[A run of records]
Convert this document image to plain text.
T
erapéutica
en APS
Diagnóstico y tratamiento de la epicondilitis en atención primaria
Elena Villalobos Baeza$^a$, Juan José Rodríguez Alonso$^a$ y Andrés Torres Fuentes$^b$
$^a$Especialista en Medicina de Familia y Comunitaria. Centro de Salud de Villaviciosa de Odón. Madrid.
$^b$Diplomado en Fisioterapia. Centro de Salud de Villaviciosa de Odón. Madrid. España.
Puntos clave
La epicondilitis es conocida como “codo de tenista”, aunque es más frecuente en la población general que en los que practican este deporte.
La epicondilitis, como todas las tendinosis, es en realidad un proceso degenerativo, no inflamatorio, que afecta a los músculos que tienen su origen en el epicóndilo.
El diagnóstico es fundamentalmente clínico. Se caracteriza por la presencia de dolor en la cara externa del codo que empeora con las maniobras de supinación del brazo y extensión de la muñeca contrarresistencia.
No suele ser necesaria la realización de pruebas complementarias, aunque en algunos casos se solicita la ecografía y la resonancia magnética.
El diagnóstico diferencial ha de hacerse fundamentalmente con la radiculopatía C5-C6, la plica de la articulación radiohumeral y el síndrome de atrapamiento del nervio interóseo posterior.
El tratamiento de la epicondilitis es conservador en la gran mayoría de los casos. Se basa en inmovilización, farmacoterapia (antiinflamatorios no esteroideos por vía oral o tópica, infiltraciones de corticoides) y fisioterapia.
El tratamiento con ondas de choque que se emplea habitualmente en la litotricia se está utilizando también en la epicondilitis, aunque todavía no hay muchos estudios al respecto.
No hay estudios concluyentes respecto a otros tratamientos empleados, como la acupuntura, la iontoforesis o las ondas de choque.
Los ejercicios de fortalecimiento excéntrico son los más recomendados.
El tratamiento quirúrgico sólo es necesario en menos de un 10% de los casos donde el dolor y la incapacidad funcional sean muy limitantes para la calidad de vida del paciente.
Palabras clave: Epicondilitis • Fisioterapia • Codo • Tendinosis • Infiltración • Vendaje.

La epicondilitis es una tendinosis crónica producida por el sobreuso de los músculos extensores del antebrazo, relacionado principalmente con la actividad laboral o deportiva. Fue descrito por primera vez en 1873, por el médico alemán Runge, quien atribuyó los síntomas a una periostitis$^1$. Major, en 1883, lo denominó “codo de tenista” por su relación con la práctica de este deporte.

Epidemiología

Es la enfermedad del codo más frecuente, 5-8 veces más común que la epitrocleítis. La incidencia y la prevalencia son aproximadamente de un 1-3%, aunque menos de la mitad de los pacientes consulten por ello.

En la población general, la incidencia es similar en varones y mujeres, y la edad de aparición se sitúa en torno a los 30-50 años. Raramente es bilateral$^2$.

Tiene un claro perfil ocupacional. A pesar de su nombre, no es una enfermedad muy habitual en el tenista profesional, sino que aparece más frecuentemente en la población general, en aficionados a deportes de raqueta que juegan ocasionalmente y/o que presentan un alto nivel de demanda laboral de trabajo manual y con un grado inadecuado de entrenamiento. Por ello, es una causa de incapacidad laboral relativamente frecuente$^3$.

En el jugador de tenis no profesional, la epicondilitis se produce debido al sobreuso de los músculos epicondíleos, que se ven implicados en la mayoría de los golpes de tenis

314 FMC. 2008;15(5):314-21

# SHORT PROBLEM
Give all the entries again exactly; leave none out.

# FINISHED ANSWER
Convert this document image to plain text.
T
erapéutica
en APS
Diagnóstico y tratamiento de la epicondilitis en atención primaria
Elena Villalobos Baeza$^a$, Juan José Rodríguez Alonso$^a$ y Andrés Torres Fuentes$^b$
$^a$Especialista en Medicina de Familia y Comunitaria. Centro de Salud de Villaviciosa de Odón. Madrid.
$^b$Diplomado en Fisioterapia. Centro de Salud de Villaviciosa de Odón. Madrid. España.
Puntos clave
La epicondilitis es conocida como “codo de tenista”, aunque es más frecuente en la población general que en los que practican este deporte.
La epicondilitis, como todas las tendinosis, es en realidad un proceso degenerativo, no inflamatorio, que afecta a los músculos que tienen su origen en el epicóndilo.
El diagnóstico es fundamentalmente clínico. Se caracteriza por la presencia de dolor en la cara externa del codo que empeora con las maniobras de supinación del brazo y extensión de la muñeca contrarresistencia.
No suele ser necesaria la realización de pruebas complementarias, aunque en algunos casos se solicita la ecografía y la resonancia magnética.
El diagnóstico diferencial ha de hacerse fundamentalmente con la radiculopatía C5-C6, la plica de la articulación radiohumeral y el síndrome de atrapamiento del nervio interóseo posterior.
El tratamiento de la epicondilitis es conservador en la gran mayoría de los casos. Se basa en inmovilización, farmacoterapia (antiinflamatorios no esteroideos por vía oral o tópica, infiltraciones de corticoides) y fisioterapia.
El tratamiento con ondas de choque que se emplea habitualmente en la litotricia se está utilizando también en la epicondilitis, aunque todavía no hay muchos estudios al respecto.
No hay estudios concluyentes respecto a otros tratamientos empleados, como la acupuntura, la iontoforesis o las ondas de choque.
Los ejercicios de fortalecimiento excéntrico son los más recomendados.
El tratamiento quirúrgico sólo es necesario en menos de un 10% de los casos donde el dolor y la incapacidad funcional sean muy limitantes para la calidad de vida del paciente.
Palabras clave: Epicondilitis • Fisioterapia • Codo • Tendinosis • Infiltración • Vendaje.

La epicondilitis es una tendinosis crónica producida por el sobreuso de los músculos extensores del antebrazo, relacionado principalmente con la actividad laboral o deportiva. Fue descrito por primera vez en 1873, por el médico alemán Runge, quien atribuyó los síntomas a una periostitis$^1$. Major, en 1883, lo denominó “codo de tenista” por su relación con la práctica de este deporte.

Epidemiología

Es la enfermedad del codo más frecuente, 5-8 veces más común que la epitrocleítis. La incidencia y la prevalencia son aproximadamente de un 1-3%, aunque menos de la mitad de los pacientes consulten por ello.

En la población general, la incidencia es similar en varones y mujeres, y la edad de aparición se sitúa en torno a los 30-50 años. Raramente es bilateral$^2$.

Tiene un claro perfil ocupacional. A pesar de su nombre, no es una enfermedad muy habitual en el tenista profesional, sino que aparece más frecuentemente en la población general, en aficionados a deportes de raqueta que juegan ocasionalmente y/o que presentan un alto nivel de demanda laboral de trabajo manual y con un grado inadecuado de entrenamiento. Por ello, es una causa de incapacidad laboral relativamente frecuente$^3$.

En el jugador de tenis no profesional, la epicondilitis se produce debido al sobreuso de los músculos epicondíleos, que se ven implicados en la mayoría de los golpes de tenis

314 FMC. 2008;15(5):314-21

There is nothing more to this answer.